● SUPPLIED PASSAGE:
_ _ _ _ _

After the Gas Runs Out:
Civic Democracy and Prospects for Life and Living Inside the Blue Line
Summary of a presentation given by Dr. Bill Vitek in Keene Valley, NY on November 11th, 2005, as part of the Arthur M. Crocker Lecture Series sponsored by the Association for the Protection of the Adirondacks
Bill Vitek
Imagine the year is 2055 and you are living somewhere inside the Adirondack Park Blue Line. What’s different about the place? How are you traveling these days? What are you doing for a living? Where is the energy coming from that’s heating your home in mid-February? Is your food still traveling an average of 1,800 miles to get to your plate, or is it grown regionally? Are you an active citizen helping to shape the region’s future? What sorts of events have occurred between now and then to shape your choices and decisions?
These were some of the questions addressed by Dr. Bill Vitek, an Associate Professor of Philosophy at Clarkson University, at a recent talk in The Association for the Protection of the Adirondacks’ Arthur M. Crocker Lecture Series. A native of Schenectady, New York, Dr. Vitekserved for a number of years as Associate Director of Clarkson’s Center for the Environment, where he directed campus environmental programs. He was also the founding Director and co-creator of Clarkson’s Environmental Science & Policy Program. With a B.A. and Ph.D. in Philosophy from Union College and the Graduate Center of the City University of New York, Vitek’s research and writing is focused on the intersection between social practices and the environmental, cultural, and historical contexts in which they occur. He is the author of one book, the co-editor of two books, and the author of essays and articles on professional ethics, community, and public life. Vitek is a jazz musician and a frequent invited lecturer and keynote speaker at conferences and universities, where he has offered ethics workshops to professional and corporate groups.

_ _ _ _ _

● THE RECORDS:
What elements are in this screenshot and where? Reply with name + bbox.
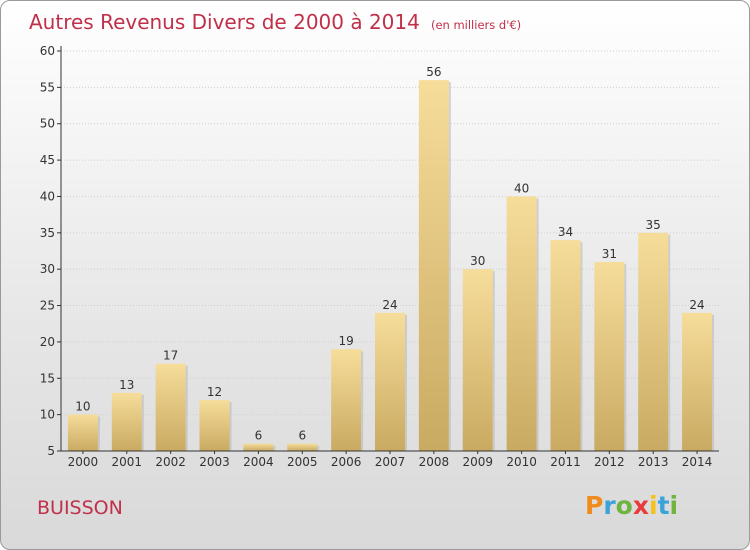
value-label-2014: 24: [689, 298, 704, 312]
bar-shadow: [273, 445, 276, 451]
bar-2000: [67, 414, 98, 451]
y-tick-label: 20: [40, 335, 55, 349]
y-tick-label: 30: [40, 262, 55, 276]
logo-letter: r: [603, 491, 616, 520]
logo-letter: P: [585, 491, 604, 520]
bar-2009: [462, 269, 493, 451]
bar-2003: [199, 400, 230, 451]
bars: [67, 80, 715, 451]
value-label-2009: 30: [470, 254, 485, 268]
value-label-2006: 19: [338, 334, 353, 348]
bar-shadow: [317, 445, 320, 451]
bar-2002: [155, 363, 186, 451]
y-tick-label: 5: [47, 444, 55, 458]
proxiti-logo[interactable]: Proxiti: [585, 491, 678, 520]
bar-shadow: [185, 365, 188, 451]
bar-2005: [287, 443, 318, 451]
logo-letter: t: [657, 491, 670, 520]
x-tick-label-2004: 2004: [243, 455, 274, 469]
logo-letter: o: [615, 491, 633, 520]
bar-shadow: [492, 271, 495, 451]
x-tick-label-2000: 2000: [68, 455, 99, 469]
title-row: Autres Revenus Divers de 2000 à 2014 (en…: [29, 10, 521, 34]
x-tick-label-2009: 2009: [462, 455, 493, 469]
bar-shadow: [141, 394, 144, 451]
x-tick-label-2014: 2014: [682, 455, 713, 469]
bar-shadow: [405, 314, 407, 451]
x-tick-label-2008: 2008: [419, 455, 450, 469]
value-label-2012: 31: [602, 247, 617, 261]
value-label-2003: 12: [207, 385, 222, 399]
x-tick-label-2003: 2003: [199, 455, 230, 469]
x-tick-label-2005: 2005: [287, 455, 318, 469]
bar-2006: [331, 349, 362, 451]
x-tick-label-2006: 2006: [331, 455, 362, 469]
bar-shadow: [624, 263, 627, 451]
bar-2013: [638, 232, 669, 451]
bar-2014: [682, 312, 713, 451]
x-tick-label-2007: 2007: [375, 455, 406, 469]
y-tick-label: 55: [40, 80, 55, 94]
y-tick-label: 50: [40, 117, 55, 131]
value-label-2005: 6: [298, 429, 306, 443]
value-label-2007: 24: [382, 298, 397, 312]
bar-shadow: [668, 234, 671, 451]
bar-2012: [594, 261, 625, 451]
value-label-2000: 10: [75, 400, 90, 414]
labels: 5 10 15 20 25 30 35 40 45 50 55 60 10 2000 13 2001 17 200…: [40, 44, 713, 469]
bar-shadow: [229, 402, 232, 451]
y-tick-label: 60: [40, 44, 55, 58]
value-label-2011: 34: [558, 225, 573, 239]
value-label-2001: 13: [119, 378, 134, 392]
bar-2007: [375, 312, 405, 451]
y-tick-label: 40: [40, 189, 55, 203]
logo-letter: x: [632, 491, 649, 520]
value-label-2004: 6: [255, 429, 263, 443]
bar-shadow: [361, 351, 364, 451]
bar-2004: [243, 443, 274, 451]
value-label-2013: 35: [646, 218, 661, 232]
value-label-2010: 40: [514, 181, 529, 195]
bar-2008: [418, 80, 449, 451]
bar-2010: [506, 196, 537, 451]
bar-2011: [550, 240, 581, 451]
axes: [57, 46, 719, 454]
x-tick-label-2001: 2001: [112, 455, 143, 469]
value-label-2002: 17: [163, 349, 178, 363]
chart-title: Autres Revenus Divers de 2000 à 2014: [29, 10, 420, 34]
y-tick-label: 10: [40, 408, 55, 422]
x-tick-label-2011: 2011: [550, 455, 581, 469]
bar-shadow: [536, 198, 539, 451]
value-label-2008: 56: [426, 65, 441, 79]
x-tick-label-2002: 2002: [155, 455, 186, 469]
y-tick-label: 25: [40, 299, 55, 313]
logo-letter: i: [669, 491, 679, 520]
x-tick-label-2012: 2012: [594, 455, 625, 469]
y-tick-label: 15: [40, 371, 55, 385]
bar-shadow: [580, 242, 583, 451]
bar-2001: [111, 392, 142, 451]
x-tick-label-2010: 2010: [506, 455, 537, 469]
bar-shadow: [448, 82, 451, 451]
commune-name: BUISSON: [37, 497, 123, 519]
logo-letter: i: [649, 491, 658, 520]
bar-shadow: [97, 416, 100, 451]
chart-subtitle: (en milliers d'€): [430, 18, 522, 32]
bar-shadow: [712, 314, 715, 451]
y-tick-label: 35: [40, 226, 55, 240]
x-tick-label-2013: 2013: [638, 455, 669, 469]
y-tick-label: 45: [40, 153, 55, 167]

_ _ _ _ _

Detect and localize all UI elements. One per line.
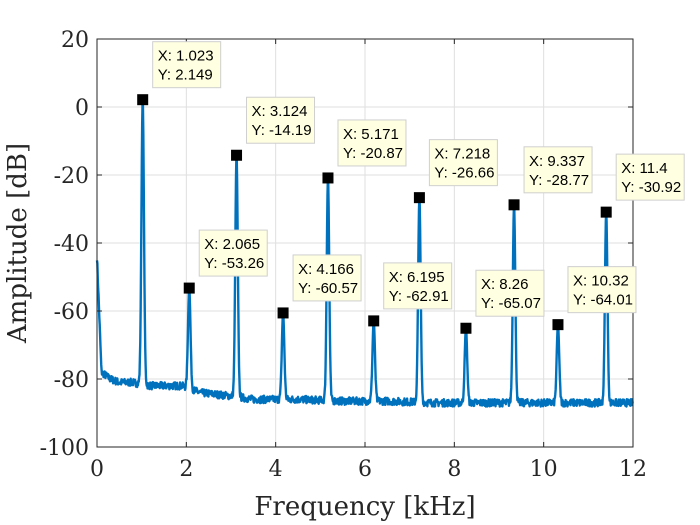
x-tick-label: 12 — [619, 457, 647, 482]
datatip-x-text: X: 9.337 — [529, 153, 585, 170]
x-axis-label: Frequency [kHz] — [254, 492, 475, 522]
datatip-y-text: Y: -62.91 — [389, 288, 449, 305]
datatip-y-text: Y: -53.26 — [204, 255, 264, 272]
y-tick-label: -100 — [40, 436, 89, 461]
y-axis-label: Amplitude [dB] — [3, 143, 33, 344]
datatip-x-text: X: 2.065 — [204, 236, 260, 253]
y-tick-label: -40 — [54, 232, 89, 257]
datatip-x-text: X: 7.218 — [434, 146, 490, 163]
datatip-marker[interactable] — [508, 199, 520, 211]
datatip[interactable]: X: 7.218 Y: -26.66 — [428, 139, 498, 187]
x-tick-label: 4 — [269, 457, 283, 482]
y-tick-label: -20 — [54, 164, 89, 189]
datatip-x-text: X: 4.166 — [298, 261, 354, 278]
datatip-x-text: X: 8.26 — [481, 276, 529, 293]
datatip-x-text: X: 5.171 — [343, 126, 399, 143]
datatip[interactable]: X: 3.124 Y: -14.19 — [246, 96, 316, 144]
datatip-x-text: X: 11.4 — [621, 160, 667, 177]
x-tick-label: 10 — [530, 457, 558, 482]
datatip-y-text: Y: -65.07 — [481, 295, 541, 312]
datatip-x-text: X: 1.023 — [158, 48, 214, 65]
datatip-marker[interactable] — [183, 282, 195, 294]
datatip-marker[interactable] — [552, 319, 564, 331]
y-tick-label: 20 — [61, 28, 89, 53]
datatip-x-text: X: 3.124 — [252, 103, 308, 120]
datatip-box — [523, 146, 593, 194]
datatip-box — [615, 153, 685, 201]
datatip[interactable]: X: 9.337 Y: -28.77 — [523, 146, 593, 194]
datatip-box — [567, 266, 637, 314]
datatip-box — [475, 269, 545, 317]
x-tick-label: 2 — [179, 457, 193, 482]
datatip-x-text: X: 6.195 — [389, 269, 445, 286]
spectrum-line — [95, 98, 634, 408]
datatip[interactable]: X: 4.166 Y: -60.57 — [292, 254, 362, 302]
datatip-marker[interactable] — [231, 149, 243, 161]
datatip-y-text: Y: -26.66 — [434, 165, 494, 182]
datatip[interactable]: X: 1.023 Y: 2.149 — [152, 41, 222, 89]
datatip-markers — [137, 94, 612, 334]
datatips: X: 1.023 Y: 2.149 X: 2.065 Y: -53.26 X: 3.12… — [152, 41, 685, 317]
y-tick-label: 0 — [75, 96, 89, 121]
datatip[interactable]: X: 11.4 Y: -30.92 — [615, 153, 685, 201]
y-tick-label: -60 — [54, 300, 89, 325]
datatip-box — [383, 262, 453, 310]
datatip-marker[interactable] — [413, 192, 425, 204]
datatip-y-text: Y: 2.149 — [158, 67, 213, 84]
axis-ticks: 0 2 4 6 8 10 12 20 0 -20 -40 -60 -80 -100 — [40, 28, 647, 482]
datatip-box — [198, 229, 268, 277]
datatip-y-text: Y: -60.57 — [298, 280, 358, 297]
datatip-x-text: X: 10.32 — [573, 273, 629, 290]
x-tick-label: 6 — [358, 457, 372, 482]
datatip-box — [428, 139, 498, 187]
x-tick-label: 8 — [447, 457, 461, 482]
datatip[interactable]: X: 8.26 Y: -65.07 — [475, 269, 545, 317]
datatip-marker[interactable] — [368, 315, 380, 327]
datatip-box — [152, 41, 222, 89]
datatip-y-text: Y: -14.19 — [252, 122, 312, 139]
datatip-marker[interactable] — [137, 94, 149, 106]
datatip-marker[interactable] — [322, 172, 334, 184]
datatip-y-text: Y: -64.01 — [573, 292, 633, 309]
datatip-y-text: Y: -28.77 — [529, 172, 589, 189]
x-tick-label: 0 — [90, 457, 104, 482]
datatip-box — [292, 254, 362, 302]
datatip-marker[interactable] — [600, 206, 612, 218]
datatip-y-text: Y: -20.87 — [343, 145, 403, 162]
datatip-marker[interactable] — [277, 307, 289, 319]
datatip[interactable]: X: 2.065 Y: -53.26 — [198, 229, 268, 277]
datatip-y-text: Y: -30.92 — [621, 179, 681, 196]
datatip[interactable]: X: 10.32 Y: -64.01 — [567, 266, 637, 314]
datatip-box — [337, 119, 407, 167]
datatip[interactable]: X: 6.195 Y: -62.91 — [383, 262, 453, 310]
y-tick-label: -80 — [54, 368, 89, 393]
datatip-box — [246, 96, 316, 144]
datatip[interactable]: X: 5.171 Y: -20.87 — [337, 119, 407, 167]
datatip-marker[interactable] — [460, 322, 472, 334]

_ _ _ _ _

● REQUESTS:
#1 Copy the entries word for word, starting with the line containing "value-label-2014: 24: [689, 298, 704, 312]" and going on through the line containing "bar-2002: [155, 363, 186, 451]".
#2 Continue the summary of the Adirondack lecture from the point where it stops.

● EXERCISE ANSWERS:
#1
value-label-2014: 24: [689, 298, 704, 312]
bar-shadow: [273, 445, 276, 451]
bar-2000: [67, 414, 98, 451]
y-tick-label: 20: [40, 335, 55, 349]
y-tick-label: 30: [40, 262, 55, 276]
logo-letter: r: [603, 491, 616, 520]
logo-letter: P: [585, 491, 604, 520]
bar-2009: [462, 269, 493, 451]
bar-2003: [199, 400, 230, 451]
bars: [67, 80, 715, 451]
value-label-2009: 30: [470, 254, 485, 268]
value-label-2006: 19: [338, 334, 353, 348]
bar-shadow: [317, 445, 320, 451]
bar-2002: [155, 363, 186, 451]

#2
The title of Dr. Vitek’s talk is premised on the concern that the United States and the world is now, or soon will be, on the downward slope of a curve that predicts the end of cheap, easily accessible oil and natural gas. As described by Association President Peter Brinkley in his introductory remarks to Vitek’s presentation, the high point of this curve has been dubbed “The Hubbert Peak,” after Dr. Marion King Hubbert, of Shell Oil, the geophysicist who postulated in 1956 the concept of Peak Oil. He maintained that oil & natural gas are finite resources, evolving within the earth over millions of years, and that at some point global production will peak, plateau and begin to decline. The emerging debate concerns when oil peak will occur. If Hubbert’s calculations and concerns are accurate, there is likely to be a period of discontinuity, with social and economic disruptions potentially unparalleled in American history.
Dr. Vitek expanded on Brinkley’s remarks by claiming that the end of cheap, powerful, and accessible energy also signals the end of a concept of American liberty focused almost exclusively on the economic freedom to consume without limit and without concern about the sources of our goods or the sinks in which we place our wastes. America has always relied on, but rarely acknowledged, its geological inheritance for its economic independence—from soils, water and forests in colonial times, to coal in the 18-19th centuries, to oil and natural gas in the 20th century. With this inheritance greatly depleted and our increasing reliance on energy sources in politically unstable parts of the globe, the question remains: Is this economic freedom sustainable in the future or must there emerge an alternative and equally viable and attractive concept of liberty to replace it?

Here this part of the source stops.